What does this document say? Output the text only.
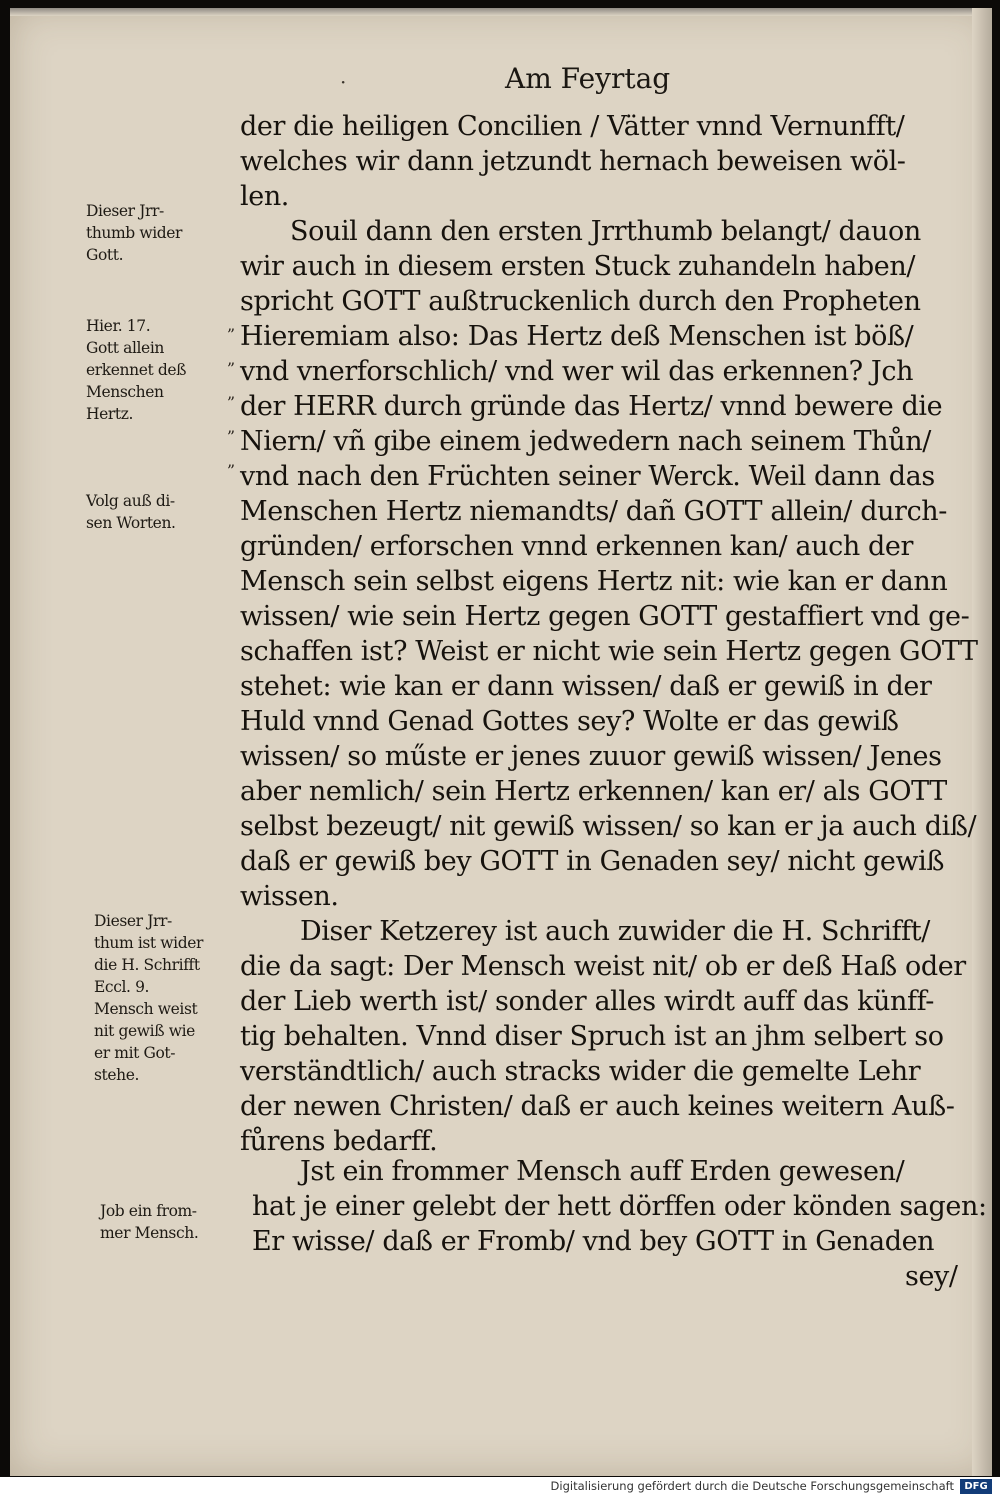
·	Am Feyrtag
der die heiligen Concilien / Vätter vnnd Vernunfft/
welches wir dann jetzundt hernach beweisen wöl-
len.
Souil dann den ersten Jrrthumb belangt/ dauon
wir auch in diesem ersten Stuck zuhandeln haben/
spricht GOTT außtruckenlich durch den Propheten
Hieremiam also: Das Hertz deß Menschen ist böß/
vnd vnerforschlich/ vnd wer wil das erkennen? Jch
der HERR durch gründe das Hertz/ vnnd bewere die
Niern/ vñ gibe einem jedwedern nach seinem Thůn/
vnd nach den Früchten seiner Werck. Weil dann das
Menschen Hertz niemandts/ dañ GOTT allein/ durch-
gründen/ erforschen vnnd erkennen kan/ auch der
Mensch sein selbst eigens Hertz nit: wie kan er dann
wissen/ wie sein Hertz gegen GOTT gestaffiert vnd ge-
schaffen ist? Weist er nicht wie sein Hertz gegen GOTT
stehet: wie kan er dann wissen/ daß er gewiß in der
Huld vnnd Genad Gottes sey? Wolte er das gewiß
wissen/ so műste er jenes zuuor gewiß wissen/ Jenes
aber nemlich/ sein Hertz erkennen/ kan er/ als GOTT
selbst bezeugt/ nit gewiß wissen/ so kan er ja auch diß/
daß er gewiß bey GOTT in Genaden sey/ nicht gewiß
wissen.
Diser Ketzerey ist auch zuwider die H. Schrifft/
die da sagt: Der Mensch weist nit/ ob er deß Haß oder
der Lieb werth ist/ sonder alles wirdt auff das künff-
tig behalten. Vnnd diser Spruch ist an jhm selbert so
verständtlich/ auch stracks wider die gemelte Lehr
der newen Christen/ daß er auch keines weitern Auß-
fůrens bedarff.
Jst ein frommer Mensch auff Erden gewesen/
hat je einer gelebt der hett dörffen oder könden sagen:
Er wisse/ daß er Fromb/ vnd bey GOTT in Genaden
sey/
”
”
”
”
”
Dieser Jrr-
thumb wider
Gott.
Hier. 17.
Gott allein
erkennet deß
Menschen
Hertz.
Volg auß di-
sen Worten.
Dieser Jrr-
thum ist wider
die H. Schrifft
Eccl. 9.
Mensch weist
nit gewiß wie
er mit Got-
stehe.
Job ein from-
mer Mensch.
Digitalisierung gefördert durch die Deutsche Forschungsgemeinschaft	DFG
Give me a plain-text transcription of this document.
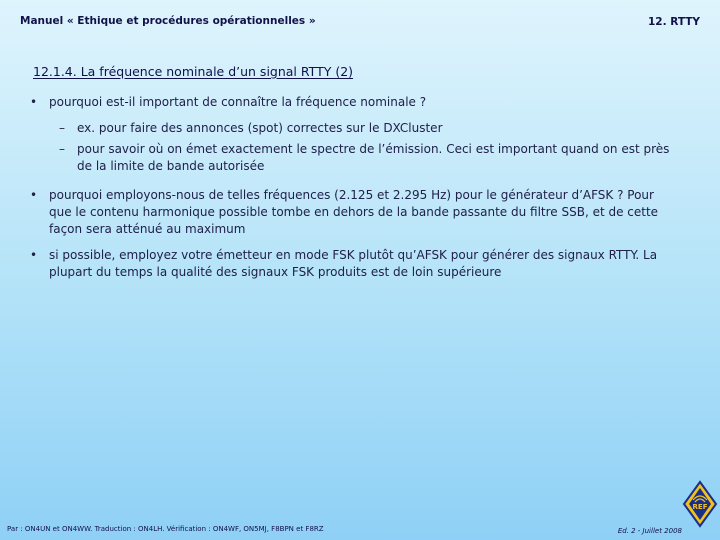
Manuel « Ethique et procédures opérationnelles »	12. RTTY
12.1.4. La fréquence nominale d’un signal RTTY (2)
• pourquoi est-il important de connaître la fréquence nominale ?
– ex. pour faire des annonces (spot) correctes sur le DXCluster
– pour savoir où on émet exactement le spectre de l’émission. Ceci est important quand on est près de la limite de bande autorisée
• pourquoi employons-nous de telles fréquences (2.125 et 2.295 Hz) pour le générateur d’AFSK ? Pour que le contenu harmonique possible tombe en dehors de la bande passante du filtre SSB, et de cette façon sera atténué au maximum
• si possible, employez votre émetteur en mode FSK plutôt qu’AFSK pour générer des signaux RTTY. La plupart du temps la qualité des signaux FSK produits est de loin supérieure
Par : ON4UN et ON4WW. Traduction : ON4LH. Vérification : ON4WF, ON5MJ, F8BPN et F8RZ	Ed. 2 - Juillet 2008
REF
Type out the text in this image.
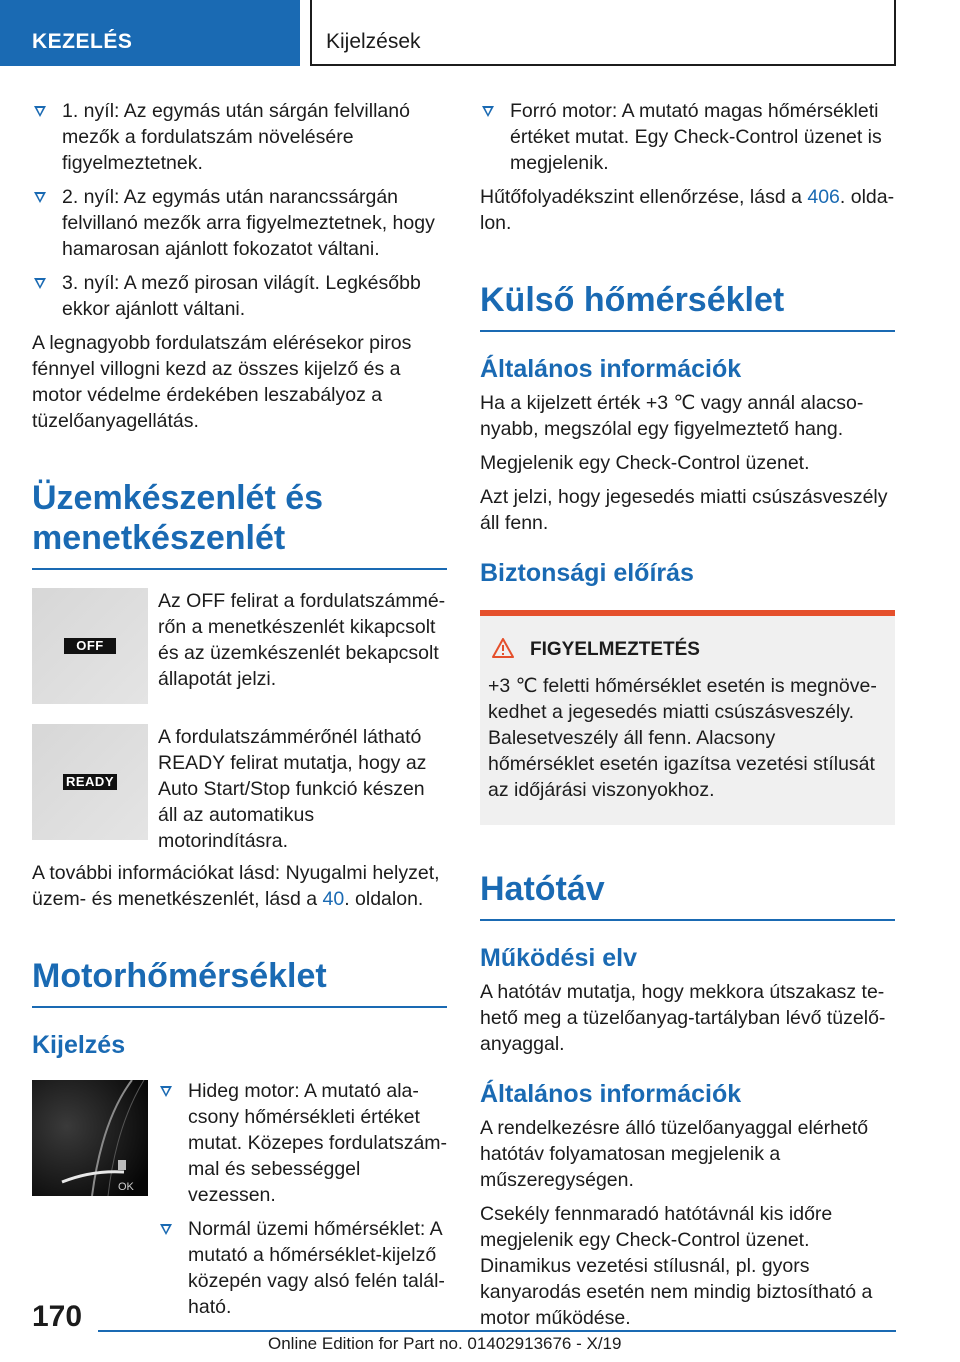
KEZELÉS	Kijelzések
1. nyíl: Az egymás után sárgán felvillanó mezők a fordulatszám növelésére figyelmeztetnek.
2. nyíl: Az egymás után narancssárgán felvillanó mezők arra figyelmeztetnek, hogy hamarosan ajánlott fokozatot váltani.
3. nyíl: A mező pirosan világít. Legkésőbb ekkor ajánlott váltani.
A legnagyobb fordulatszám elérésekor piros fénnyel villogni kezd az összes kijelző és a motor védelme érdekében leszabályoz a tüzelőanyagellátás.
Üzemkészenlét és menetkészenlét
OFF
Az OFF felirat a fordulatszámmérőn a menetkészenlét kikapcsolt és az üzemkészenlét bekapcsolt állapotát jelzi.
READY
A fordulatszámmérőnél látható READY felirat mutatja, hogy az Auto Start/Stop funkció készen áll az automatikus motorindításra.
A további információkat lásd: Nyugalmi helyzet, üzem- és menetkészenlét, lásd a 40. oldalon.
Motorhőmérséklet
Kijelzés
OK
Hideg motor: A mutató alacsony hőmérsékleti értéket mutat. Közepes fordulatszámmal és sebességgel vezessen.
Normál üzemi hőmérséklet: A mutató a hőmérséklet-kijelző közepén vagy alsó felén található.
Forró motor: A mutató magas hőmérsékleti értéket mutat. Egy Check-Control üzenet is megjelenik.
Hűtőfolyadékszint ellenőrzése, lásd a 406. oldalon.
Külső hőmérséklet
Általános információk
Ha a kijelzett érték +3 ℃ vagy annál alacsonyabb, megszólal egy figyelmeztető hang.
Megjelenik egy Check-Control üzenet.
Azt jelzi, hogy jegesedés miatti csúszásveszély áll fenn.
Biztonsági előírás
FIGYELMEZTETÉS
+3 ℃ feletti hőmérséklet esetén is megnövekedhet a jegesedés miatti csúszásveszély. Balesetveszély áll fenn. Alacsony hőmérséklet esetén igazítsa vezetési stílusát az időjárási viszonyokhoz.
Hatótáv
Működési elv
A hatótáv mutatja, hogy mekkora útszakasz tehető meg a tüzelőanyag-tartályban lévő tüzelőanyaggal.
Általános információk
A rendelkezésre álló tüzelőanyaggal elérhető hatótáv folyamatosan megjelenik a műszeregységen.
Csekély fennmaradó hatótávnál kis időre megjelenik egy Check-Control üzenet. Dinamikus vezetési stílusnál, pl. gyors kanyarodás esetén nem mindig biztosítható a motor működése.
170
Online Edition for Part no. 01402913676 - X/19
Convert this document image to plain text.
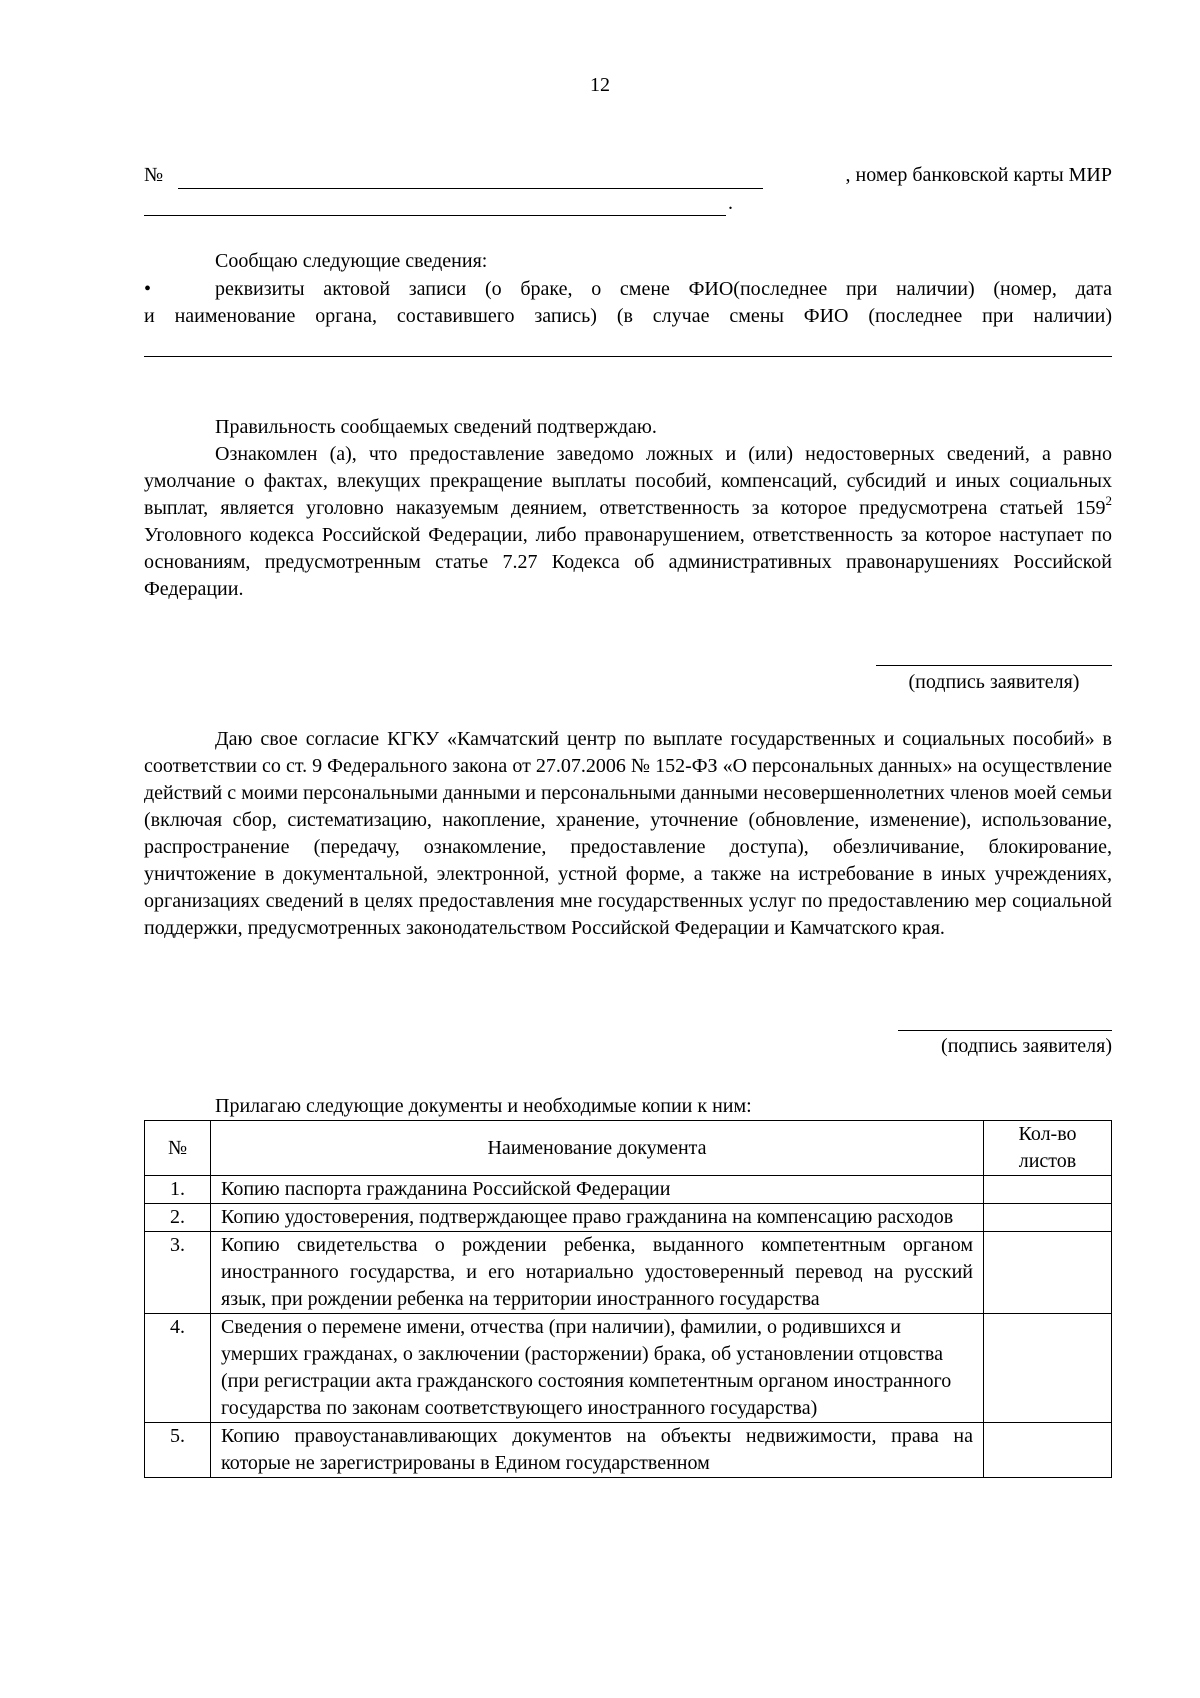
12
№	, номер банковской карты МИР
.
Сообщаю следующие сведения:
•	реквизиты актовой записи (о браке, о смене ФИО(последнее при наличии) (номер, дата
и наименование органа, составившего запись) (в случае смены ФИО (последнее при наличии)
Правильность сообщаемых сведений подтверждаю.
Ознакомлен (а), что предоставление заведомо ложных и (или) недостоверных сведений, а равно умолчание о фактах, влекущих прекращение выплаты пособий, компенсаций, субсидий и иных социальных выплат, является уголовно наказуемым деянием, ответственность за которое предусмотрена статьей $159^2$ Уголовного кодекса Российской Федерации, либо правонарушением, ответственность за которое наступает по основаниям, предусмотренным статье 7.27 Кодекса об административных правонарушениях Российской Федерации.
(подпись заявителя)
Даю свое согласие КГКУ «Камчатский центр по выплате государственных и социальных пособий» в соответствии со ст. 9 Федерального закона от 27.07.2006 № 152-ФЗ «О персональных данных» на осуществление действий с моими персональными данными и персональными данными несовершеннолетних членов моей семьи (включая сбор, систематизацию, накопление, хранение, уточнение (обновление, изменение), использование, распространение (передачу, ознакомление, предоставление доступа), обезличивание, блокирование, уничтожение в документальной, электронной, устной форме, а также на истребование в иных учреждениях, организациях сведений в целях предоставления мне государственных услуг по предоставлению мер социальной поддержки, предусмотренных законодательством Российской Федерации и Камчатского края.
(подпись заявителя)
Прилагаю следующие документы и необходимые копии к ним:
№	Наименование документа	Кол-во листов
1.	Копию паспорта гражданина Российской Федерации	
2.	Копию удостоверения, подтверждающее право гражданина на компенсацию расходов	
3.	Копию свидетельства о рождении ребенка, выданного компетентным органом иностранного государства, и его нотариально удостоверенный перевод на русский язык, при рождении ребенка на территории иностранного государства	
4.	Сведения о перемене имени, отчества (при наличии), фамилии, о родившихся и умерших гражданах, о заключении (расторжении) брака, об установлении отцовства (при регистрации акта гражданского состояния компетентным органом иностранного государства по законам соответствующего иностранного государства)	
5.	Копию правоустанавливающих документов на объекты недвижимости, права на которые не зарегистрированы в Едином государственном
+++
Problem to solve >> Locate the word "menetkészenlét" in the records above, and return each line that has it.

Final result >>
Üzemkészenlét és menetkészenlét
Az OFF felirat a fordulatszámmérőn a menetkészenlét kikapcsolt és az üzemkészenlét bekapcsolt állapotát jelzi.
A további információkat lásd: Nyugalmi helyzet, üzem- és menetkészenlét, lásd a 40. oldalon.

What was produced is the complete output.